◆ WORK REQUIRED ◆
Copy out the entries exactly, from the first line to the last.

Collection entries:
** Start **
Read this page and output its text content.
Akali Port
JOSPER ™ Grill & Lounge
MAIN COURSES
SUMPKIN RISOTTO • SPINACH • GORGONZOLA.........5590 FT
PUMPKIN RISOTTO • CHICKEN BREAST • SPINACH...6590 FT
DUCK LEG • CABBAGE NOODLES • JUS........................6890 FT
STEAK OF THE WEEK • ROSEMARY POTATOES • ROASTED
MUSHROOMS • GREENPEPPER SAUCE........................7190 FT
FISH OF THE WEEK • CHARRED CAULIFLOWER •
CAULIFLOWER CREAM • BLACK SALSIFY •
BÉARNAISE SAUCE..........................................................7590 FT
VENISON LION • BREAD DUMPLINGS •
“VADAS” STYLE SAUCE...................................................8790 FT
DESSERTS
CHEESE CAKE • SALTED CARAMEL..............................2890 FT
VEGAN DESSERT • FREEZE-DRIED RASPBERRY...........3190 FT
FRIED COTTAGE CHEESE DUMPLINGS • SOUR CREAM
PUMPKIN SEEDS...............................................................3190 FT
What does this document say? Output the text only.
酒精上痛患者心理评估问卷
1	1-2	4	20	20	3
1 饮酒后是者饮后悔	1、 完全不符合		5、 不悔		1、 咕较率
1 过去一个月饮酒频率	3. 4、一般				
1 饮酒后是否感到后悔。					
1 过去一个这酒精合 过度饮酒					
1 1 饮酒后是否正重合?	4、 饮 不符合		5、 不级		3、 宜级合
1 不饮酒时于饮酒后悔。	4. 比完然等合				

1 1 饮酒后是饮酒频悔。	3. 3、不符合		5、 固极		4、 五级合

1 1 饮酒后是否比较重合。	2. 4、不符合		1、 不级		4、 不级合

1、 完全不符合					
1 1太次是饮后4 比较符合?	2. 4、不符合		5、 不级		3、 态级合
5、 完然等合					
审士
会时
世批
** End **
◆ TASK RESPONSE ◆
Read this page and output its text content.
Akali Port
JOSPER ™ Grill & Lounge
MAIN COURSES
SUMPKIN RISOTTO • SPINACH • GORGONZOLA.........5590 FT
PUMPKIN RISOTTO • CHICKEN BREAST • SPINACH...6590 FT
DUCK LEG • CABBAGE NOODLES • JUS........................6890 FT
STEAK OF THE WEEK • ROSEMARY POTATOES • ROASTED
MUSHROOMS • GREENPEPPER SAUCE........................7190 FT
FISH OF THE WEEK • CHARRED CAULIFLOWER •
CAULIFLOWER CREAM • BLACK SALSIFY •
BÉARNAISE SAUCE..........................................................7590 FT
VENISON LION • BREAD DUMPLINGS •
“VADAS” STYLE SAUCE...................................................8790 FT
DESSERTS
CHEESE CAKE • SALTED CARAMEL..............................2890 FT
VEGAN DESSERT • FREEZE-DRIED RASPBERRY...........3190 FT
FRIED COTTAGE CHEESE DUMPLINGS • SOUR CREAM
PUMPKIN SEEDS...............................................................3190 FT
What does this document say? Output the text only.
酒精上痛患者心理评估问卷
1	1-2	4	20	20	3
1 饮酒后是者饮后悔	1、 完全不符合		5、 不悔		1、 咕较率
1 过去一个月饮酒频率	3. 4、一般				
1 饮酒后是否感到后悔。					
1 过去一个这酒精合 过度饮酒					
1 1 饮酒后是否正重合?	4、 饮 不符合		5、 不级		3、 宜级合
1 不饮酒时于饮酒后悔。	4. 比完然等合				

1 1 饮酒后是饮酒频悔。	3. 3、不符合		5、 固极		4、 五级合

1 1 饮酒后是否比较重合。	2. 4、不符合		1、 不级		4、 不级合

1、 完全不符合					
1 1太次是饮后4 比较符合?	2. 4、不符合		5、 不级		3、 态级合
5、 完然等合					
审士
会时
世批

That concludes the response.